Records provided.
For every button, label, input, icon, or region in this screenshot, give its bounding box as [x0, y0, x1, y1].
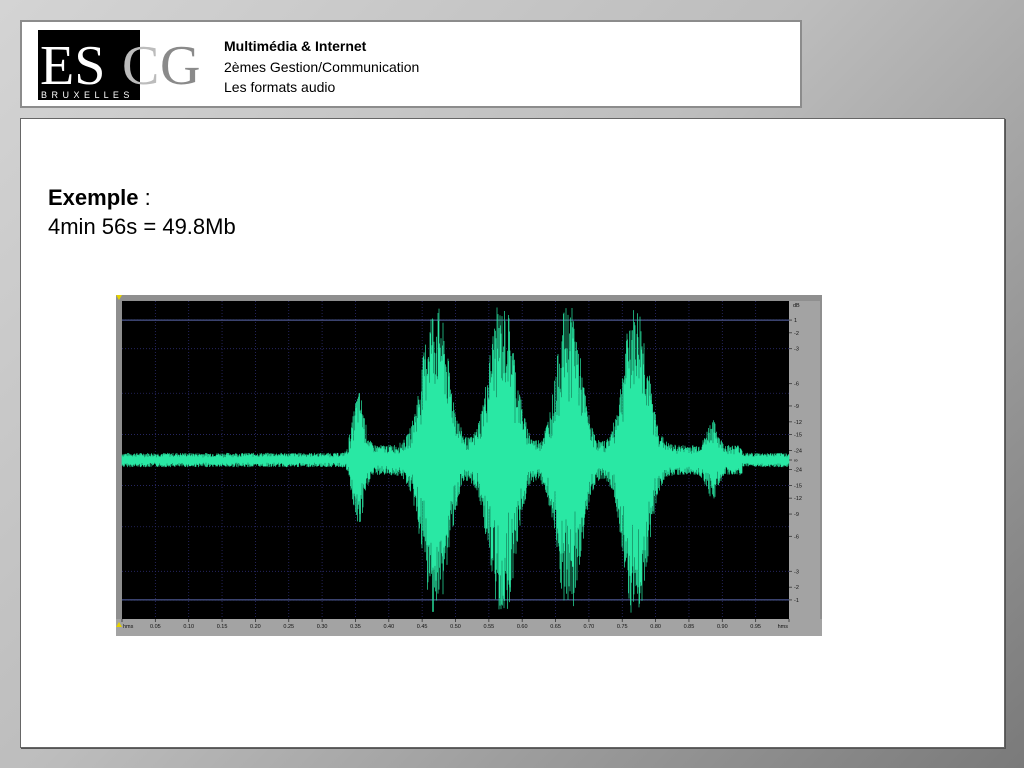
db-tick-label: -2	[794, 585, 799, 591]
db-tick-label: -1	[794, 598, 799, 604]
example-colon: :	[138, 185, 151, 210]
x-tick-label: 0.60	[517, 624, 528, 630]
x-tick-label: 0.10	[183, 624, 194, 630]
db-tick-label: -3	[794, 347, 799, 353]
x-tick-label: 0.80	[650, 624, 661, 630]
course-topic: Les formats audio	[224, 79, 336, 95]
db-tick-label: -9	[794, 404, 799, 410]
x-tick-label: 0.15	[217, 624, 228, 630]
db-tick-label: -6	[794, 534, 799, 540]
escg-logo: ES C G B R U X E L L E S	[38, 30, 200, 100]
x-tick-label: hms	[123, 624, 134, 630]
db-tick-label: ∞	[794, 458, 798, 464]
header-text: Multimédia & Internet 2èmes Gestion/Comm…	[224, 36, 419, 98]
db-tick-label: -12	[794, 420, 802, 426]
x-tick-label: hms	[778, 624, 789, 630]
db-tick-label: -12	[794, 496, 802, 502]
logo-text-c: C	[122, 35, 159, 97]
example-block: Exemple : 4min 56s = 49.8Mb	[48, 183, 236, 241]
x-tick-label: 0.75	[617, 624, 628, 630]
db-tick-label: -15	[794, 433, 802, 439]
example-value: 4min 56s = 49.8Mb	[48, 214, 236, 239]
logo-text-es: ES	[40, 35, 105, 97]
db-tick-label: -24	[794, 448, 802, 454]
x-tick-label: 0.25	[283, 624, 294, 630]
course-title: Multimédia & Internet	[224, 38, 367, 54]
x-tick-label: 0.30	[317, 624, 328, 630]
x-tick-label: 0.40	[383, 624, 394, 630]
example-label: Exemple	[48, 185, 139, 210]
db-tick-label: 1	[794, 318, 797, 324]
audio-waveform: hms 0.05 0.10 0.15 0.20 0.25 0.30 0.35 0.40 0.45 0…	[116, 295, 822, 636]
db-tick-label: -9	[794, 512, 799, 518]
db-unit-label: dB	[793, 303, 800, 309]
x-tick-label: 0.85	[684, 624, 695, 630]
content-box: Exemple : 4min 56s = 49.8Mb hms 0.05 0.10 0…	[20, 118, 1005, 748]
x-tick-label: 0.90	[717, 624, 728, 630]
db-tick-label: -2	[794, 331, 799, 337]
x-tick-label: 0.05	[150, 624, 161, 630]
db-tick-label: -24	[794, 468, 802, 474]
header-box: ES C G B R U X E L L E S Multimédia & In…	[20, 20, 802, 108]
db-tick-label: -3	[794, 569, 799, 575]
db-tick-label: -15	[794, 483, 802, 489]
logo-subtitle: B R U X E L L E S	[41, 90, 130, 100]
x-tick-label: 0.20	[250, 624, 261, 630]
course-group: 2èmes Gestion/Communication	[224, 58, 420, 75]
x-tick-label: 0.95	[750, 624, 761, 630]
x-tick-label: 0.65	[550, 624, 561, 630]
x-tick-label: 0.70	[584, 624, 595, 630]
logo-text-g: G	[160, 35, 200, 97]
x-tick-label: 0.50	[450, 624, 461, 630]
x-tick-label: 0.55	[483, 624, 494, 630]
x-tick-label: 0.35	[350, 624, 361, 630]
db-tick-label: -6	[794, 382, 799, 388]
x-tick-label: 0.45	[417, 624, 428, 630]
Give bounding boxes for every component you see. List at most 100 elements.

Exercise task. Rewrite all of the data above, changing every "x-tick-label" to "time-tick-label" and leaving everything else unchanged. Leave out the pictures.

Written solution.
For every button, label, input, icon, or region in this screenshot, give its bounding box as [x0, y0, x1, y1].
db-tick-label: -2	[794, 585, 799, 591]
db-tick-label: -1	[794, 598, 799, 604]
example-colon: :	[138, 185, 151, 210]
time-tick-label: 0.60	[517, 624, 528, 630]
time-tick-label: 0.10	[183, 624, 194, 630]
db-tick-label: -3	[794, 347, 799, 353]
time-tick-label: 0.80	[650, 624, 661, 630]
course-topic: Les formats audio	[224, 79, 336, 95]
db-tick-label: -9	[794, 404, 799, 410]
time-tick-label: 0.15	[217, 624, 228, 630]
db-tick-label: -6	[794, 534, 799, 540]
escg-logo: ES C G B R U X E L L E S	[38, 30, 200, 100]
time-tick-label: hms	[123, 624, 134, 630]
db-tick-label: ∞	[794, 458, 798, 464]
header-text: Multimédia & Internet 2èmes Gestion/Comm…	[224, 36, 419, 98]
db-tick-label: -12	[794, 420, 802, 426]
time-tick-label: hms	[778, 624, 789, 630]
db-tick-label: -12	[794, 496, 802, 502]
logo-text-c: C	[122, 35, 159, 97]
example-block: Exemple : 4min 56s = 49.8Mb	[48, 183, 236, 241]
time-tick-label: 0.75	[617, 624, 628, 630]
db-tick-label: -15	[794, 433, 802, 439]
example-value: 4min 56s = 49.8Mb	[48, 214, 236, 239]
logo-text-es: ES	[40, 35, 105, 97]
db-tick-label: -24	[794, 448, 802, 454]
time-tick-label: 0.25	[283, 624, 294, 630]
course-title: Multimédia & Internet	[224, 38, 367, 54]
time-tick-label: 0.30	[317, 624, 328, 630]
time-tick-label: 0.40	[383, 624, 394, 630]
example-label: Exemple	[48, 185, 139, 210]
db-tick-label: 1	[794, 318, 797, 324]
audio-waveform: hms 0.05 0.10 0.15 0.20 0.25 0.30 0.35 0.40 0.45 0…	[116, 295, 822, 636]
db-tick-label: -9	[794, 512, 799, 518]
db-unit-label: dB	[793, 303, 800, 309]
time-tick-label: 0.85	[684, 624, 695, 630]
content-box: Exemple : 4min 56s = 49.8Mb hms 0.05 0.10 0…	[20, 118, 1005, 748]
time-tick-label: 0.90	[717, 624, 728, 630]
db-tick-label: -2	[794, 331, 799, 337]
time-tick-label: 0.05	[150, 624, 161, 630]
db-tick-label: -24	[794, 468, 802, 474]
header-box: ES C G B R U X E L L E S Multimédia & In…	[20, 20, 802, 108]
db-tick-label: -3	[794, 569, 799, 575]
db-tick-label: -15	[794, 483, 802, 489]
logo-subtitle: B R U X E L L E S	[41, 90, 130, 100]
time-tick-label: 0.20	[250, 624, 261, 630]
course-group: 2èmes Gestion/Communication	[224, 58, 420, 75]
time-tick-label: 0.95	[750, 624, 761, 630]
time-tick-label: 0.65	[550, 624, 561, 630]
time-tick-label: 0.70	[584, 624, 595, 630]
logo-text-g: G	[160, 35, 200, 97]
time-tick-label: 0.50	[450, 624, 461, 630]
time-tick-label: 0.55	[483, 624, 494, 630]
time-tick-label: 0.35	[350, 624, 361, 630]
db-tick-label: -6	[794, 382, 799, 388]
time-tick-label: 0.45	[417, 624, 428, 630]
Give bounding boxes for every component you see. List at most 100 elements.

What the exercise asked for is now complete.